Task: Select all lines in the records that include "avatar".

Listed records:
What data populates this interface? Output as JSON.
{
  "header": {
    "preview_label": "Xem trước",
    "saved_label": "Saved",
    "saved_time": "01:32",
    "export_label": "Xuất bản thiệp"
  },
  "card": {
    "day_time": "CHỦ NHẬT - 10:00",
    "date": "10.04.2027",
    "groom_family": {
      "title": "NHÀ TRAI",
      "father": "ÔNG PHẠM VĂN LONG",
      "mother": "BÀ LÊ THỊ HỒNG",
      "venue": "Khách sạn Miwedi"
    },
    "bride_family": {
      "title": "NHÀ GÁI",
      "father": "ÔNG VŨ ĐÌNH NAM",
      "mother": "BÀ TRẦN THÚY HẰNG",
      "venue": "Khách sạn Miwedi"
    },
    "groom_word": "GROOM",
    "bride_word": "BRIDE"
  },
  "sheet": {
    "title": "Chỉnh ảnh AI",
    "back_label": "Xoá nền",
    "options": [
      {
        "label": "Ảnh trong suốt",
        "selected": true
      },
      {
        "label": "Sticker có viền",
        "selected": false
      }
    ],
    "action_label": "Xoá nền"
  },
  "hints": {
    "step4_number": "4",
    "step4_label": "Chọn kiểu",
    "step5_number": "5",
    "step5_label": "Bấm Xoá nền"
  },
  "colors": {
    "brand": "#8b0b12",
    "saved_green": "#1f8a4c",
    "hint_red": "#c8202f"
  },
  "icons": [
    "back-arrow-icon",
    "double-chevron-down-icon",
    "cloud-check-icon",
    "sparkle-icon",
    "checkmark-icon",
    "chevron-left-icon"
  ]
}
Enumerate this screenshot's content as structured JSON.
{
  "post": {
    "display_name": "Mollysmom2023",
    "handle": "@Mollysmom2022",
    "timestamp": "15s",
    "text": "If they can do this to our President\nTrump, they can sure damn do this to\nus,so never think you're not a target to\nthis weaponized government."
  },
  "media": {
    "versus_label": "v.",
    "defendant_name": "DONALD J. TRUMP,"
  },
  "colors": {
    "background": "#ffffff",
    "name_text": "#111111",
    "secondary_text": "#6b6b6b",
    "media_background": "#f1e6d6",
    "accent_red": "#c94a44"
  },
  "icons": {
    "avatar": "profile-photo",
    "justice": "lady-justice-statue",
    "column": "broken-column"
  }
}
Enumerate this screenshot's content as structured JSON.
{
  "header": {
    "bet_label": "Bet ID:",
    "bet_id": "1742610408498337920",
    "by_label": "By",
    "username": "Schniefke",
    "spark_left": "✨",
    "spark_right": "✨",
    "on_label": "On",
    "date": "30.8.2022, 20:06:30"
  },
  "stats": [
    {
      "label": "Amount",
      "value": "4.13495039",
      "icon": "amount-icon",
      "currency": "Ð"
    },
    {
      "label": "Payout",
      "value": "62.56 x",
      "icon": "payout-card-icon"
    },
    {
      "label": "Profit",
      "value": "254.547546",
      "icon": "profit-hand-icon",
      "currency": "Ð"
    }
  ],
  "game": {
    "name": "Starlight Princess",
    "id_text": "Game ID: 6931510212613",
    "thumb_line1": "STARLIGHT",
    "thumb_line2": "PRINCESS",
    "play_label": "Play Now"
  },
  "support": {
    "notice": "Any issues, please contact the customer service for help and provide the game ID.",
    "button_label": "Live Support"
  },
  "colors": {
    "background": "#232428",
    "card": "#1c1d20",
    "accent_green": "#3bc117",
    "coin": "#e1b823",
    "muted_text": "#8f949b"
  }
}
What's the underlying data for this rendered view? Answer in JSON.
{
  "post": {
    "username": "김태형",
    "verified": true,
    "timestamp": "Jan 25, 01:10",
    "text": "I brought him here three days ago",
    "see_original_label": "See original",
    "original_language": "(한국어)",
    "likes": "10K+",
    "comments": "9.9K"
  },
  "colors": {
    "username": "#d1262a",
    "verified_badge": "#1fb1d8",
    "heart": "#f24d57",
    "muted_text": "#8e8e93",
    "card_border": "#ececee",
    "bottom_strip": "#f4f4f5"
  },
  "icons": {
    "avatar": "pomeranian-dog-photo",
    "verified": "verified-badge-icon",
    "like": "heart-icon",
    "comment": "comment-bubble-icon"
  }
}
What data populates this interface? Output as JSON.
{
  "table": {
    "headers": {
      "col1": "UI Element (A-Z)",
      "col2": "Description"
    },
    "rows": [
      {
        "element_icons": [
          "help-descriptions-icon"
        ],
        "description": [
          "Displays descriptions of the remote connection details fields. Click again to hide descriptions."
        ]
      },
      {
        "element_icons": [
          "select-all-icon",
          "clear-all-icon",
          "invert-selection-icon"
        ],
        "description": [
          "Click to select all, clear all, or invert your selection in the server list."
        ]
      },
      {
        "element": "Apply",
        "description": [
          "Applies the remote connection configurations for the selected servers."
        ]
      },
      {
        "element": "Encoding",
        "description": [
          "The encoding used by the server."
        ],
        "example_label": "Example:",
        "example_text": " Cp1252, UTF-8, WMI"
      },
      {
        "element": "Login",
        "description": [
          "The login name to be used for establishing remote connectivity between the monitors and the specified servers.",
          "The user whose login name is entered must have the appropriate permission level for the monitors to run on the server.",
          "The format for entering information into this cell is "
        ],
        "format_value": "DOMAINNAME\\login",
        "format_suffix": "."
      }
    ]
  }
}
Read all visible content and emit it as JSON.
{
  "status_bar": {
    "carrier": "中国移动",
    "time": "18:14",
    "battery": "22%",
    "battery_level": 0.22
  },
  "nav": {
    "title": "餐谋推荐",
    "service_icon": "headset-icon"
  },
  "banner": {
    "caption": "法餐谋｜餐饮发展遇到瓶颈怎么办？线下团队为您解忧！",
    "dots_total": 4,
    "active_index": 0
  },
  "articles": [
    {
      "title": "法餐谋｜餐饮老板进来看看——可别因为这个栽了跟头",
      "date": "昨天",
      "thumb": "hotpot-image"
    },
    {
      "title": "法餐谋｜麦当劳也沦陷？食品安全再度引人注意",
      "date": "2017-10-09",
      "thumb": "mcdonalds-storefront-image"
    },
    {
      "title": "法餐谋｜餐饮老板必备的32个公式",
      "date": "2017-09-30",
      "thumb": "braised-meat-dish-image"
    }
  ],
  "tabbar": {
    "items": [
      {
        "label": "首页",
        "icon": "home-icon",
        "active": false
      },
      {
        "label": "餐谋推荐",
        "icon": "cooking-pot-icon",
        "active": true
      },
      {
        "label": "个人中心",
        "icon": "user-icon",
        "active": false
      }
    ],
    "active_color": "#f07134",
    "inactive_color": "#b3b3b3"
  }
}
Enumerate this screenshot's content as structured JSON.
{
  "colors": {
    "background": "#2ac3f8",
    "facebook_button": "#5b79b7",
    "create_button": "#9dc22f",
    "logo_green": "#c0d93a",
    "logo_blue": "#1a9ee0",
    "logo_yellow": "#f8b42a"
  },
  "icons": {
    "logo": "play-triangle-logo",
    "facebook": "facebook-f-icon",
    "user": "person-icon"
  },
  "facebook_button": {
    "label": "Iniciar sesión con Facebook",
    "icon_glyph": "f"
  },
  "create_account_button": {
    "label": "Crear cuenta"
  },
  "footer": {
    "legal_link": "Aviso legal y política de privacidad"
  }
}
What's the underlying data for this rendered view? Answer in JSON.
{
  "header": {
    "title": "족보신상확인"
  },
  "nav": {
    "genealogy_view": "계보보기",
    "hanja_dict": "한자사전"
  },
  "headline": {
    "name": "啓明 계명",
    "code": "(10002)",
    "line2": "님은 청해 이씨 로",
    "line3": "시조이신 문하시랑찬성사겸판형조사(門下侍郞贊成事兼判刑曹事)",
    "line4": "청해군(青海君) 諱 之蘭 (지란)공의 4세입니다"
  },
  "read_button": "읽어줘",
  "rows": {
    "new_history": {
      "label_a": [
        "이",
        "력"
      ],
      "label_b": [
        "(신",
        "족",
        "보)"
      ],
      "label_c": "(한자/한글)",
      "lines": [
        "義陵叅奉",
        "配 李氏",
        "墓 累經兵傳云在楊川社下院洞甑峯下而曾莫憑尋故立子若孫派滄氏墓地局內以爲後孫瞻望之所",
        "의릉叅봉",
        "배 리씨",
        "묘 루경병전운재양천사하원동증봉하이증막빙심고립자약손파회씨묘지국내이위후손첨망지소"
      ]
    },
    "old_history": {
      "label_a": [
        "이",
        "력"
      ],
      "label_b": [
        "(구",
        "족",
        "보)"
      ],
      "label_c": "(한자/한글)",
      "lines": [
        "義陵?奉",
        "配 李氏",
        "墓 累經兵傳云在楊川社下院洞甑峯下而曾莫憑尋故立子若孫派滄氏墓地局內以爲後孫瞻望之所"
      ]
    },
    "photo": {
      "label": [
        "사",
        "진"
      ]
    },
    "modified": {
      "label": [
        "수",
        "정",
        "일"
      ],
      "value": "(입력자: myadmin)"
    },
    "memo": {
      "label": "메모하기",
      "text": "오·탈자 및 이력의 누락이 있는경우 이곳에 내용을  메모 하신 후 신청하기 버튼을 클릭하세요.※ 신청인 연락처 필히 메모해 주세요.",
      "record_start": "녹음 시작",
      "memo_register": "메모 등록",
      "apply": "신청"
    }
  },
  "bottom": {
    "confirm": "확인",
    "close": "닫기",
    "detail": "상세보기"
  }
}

Finished exercise:
    "avatar": "profile-photo",
    "avatar": "pomeranian-dog-photo",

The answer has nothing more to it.